▸ **Task brief**
Turn the records, from their very first line up to and including the line containing "measurement-point — [552, 110, 558, 116]", into a JSON list of strings with one string per line, leaving out any blank lines.

▸ **Task data**
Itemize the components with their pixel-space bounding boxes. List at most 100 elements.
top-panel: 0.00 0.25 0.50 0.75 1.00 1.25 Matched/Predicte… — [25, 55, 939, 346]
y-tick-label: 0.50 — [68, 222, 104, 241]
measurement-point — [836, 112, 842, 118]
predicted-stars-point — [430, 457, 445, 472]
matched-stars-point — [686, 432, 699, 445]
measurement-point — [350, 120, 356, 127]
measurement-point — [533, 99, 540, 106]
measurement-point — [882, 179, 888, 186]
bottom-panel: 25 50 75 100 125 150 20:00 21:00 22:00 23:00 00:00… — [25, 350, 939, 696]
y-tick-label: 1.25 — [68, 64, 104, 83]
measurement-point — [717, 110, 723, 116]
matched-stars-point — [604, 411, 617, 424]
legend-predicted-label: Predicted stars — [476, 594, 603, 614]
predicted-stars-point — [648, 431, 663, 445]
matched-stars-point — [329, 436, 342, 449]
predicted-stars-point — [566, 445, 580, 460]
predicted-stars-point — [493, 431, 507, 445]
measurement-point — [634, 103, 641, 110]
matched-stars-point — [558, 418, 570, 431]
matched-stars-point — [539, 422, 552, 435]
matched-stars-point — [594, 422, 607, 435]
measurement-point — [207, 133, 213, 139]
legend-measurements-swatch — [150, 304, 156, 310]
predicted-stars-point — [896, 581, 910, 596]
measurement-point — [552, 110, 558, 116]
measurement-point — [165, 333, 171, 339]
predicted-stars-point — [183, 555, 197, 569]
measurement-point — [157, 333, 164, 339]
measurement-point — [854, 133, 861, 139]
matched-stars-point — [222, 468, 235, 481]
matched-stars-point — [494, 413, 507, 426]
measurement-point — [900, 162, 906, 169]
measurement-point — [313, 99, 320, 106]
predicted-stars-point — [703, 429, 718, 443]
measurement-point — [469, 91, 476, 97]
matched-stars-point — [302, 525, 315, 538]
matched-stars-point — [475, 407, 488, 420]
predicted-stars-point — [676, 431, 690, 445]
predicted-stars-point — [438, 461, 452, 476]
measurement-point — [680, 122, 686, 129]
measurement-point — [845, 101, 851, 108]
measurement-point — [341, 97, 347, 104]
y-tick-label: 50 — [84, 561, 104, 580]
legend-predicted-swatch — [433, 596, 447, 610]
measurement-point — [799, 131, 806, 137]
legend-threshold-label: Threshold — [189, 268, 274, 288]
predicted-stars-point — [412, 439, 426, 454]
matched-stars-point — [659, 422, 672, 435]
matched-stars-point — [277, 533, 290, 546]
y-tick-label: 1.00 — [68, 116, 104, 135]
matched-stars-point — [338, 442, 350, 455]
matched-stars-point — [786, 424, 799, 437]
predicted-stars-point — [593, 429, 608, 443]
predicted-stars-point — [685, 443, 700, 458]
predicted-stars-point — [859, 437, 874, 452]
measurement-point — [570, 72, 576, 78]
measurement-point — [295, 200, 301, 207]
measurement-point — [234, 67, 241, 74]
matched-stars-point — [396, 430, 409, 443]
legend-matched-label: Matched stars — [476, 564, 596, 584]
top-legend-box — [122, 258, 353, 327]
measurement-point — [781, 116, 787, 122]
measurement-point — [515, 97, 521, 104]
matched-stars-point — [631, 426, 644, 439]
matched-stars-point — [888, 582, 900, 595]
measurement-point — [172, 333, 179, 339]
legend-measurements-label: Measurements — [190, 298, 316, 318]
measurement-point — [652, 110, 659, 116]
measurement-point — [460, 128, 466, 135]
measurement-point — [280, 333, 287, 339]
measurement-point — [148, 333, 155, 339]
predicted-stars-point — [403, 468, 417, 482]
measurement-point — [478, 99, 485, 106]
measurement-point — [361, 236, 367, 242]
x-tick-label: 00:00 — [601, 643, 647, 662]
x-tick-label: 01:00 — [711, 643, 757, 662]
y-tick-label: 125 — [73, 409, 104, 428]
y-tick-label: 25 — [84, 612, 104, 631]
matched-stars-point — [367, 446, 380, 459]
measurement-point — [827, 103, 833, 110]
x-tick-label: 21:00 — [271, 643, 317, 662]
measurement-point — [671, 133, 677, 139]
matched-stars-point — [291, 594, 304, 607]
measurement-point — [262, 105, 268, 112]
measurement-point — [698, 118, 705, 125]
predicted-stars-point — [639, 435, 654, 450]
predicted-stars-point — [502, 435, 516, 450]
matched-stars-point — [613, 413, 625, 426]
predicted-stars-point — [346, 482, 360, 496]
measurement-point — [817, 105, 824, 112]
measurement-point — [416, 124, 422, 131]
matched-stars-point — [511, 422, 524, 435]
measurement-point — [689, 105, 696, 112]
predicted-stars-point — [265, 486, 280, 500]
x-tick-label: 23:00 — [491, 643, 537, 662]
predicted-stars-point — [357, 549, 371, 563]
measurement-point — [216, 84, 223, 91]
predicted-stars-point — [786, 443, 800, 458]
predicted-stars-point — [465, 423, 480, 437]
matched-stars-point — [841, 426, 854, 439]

▸ **Completed task**
[
  "Itemize the components with their pixel-space bounding boxes. List at most 100 elements.",
  "top-panel: 0.00 0.25 0.50 0.75 1.00 1.25 Matched/Predicte… — [25, 55, 939, 346]",
  "y-tick-label: 0.50 — [68, 222, 104, 241]",
  "measurement-point — [836, 112, 842, 118]",
  "predicted-stars-point — [430, 457, 445, 472]",
  "matched-stars-point — [686, 432, 699, 445]",
  "measurement-point — [350, 120, 356, 127]",
  "measurement-point — [533, 99, 540, 106]",
  "measurement-point — [882, 179, 888, 186]",
  "bottom-panel: 25 50 75 100 125 150 20:00 21:00 22:00 23:00 00:00… — [25, 350, 939, 696]",
  "y-tick-label: 1.25 — [68, 64, 104, 83]",
  "measurement-point — [717, 110, 723, 116]",
  "matched-stars-point — [604, 411, 617, 424]",
  "legend-predicted-label: Predicted stars — [476, 594, 603, 614]",
  "predicted-stars-point — [648, 431, 663, 445]",
  "matched-stars-point — [329, 436, 342, 449]",
  "predicted-stars-point — [566, 445, 580, 460]",
  "predicted-stars-point — [493, 431, 507, 445]",
  "measurement-point — [634, 103, 641, 110]",
  "matched-stars-point — [558, 418, 570, 431]",
  "matched-stars-point — [539, 422, 552, 435]",
  "matched-stars-point — [594, 422, 607, 435]",
  "measurement-point — [207, 133, 213, 139]",
  "legend-measurements-swatch — [150, 304, 156, 310]",
  "predicted-stars-point — [896, 581, 910, 596]",
  "measurement-point — [552, 110, 558, 116]"
]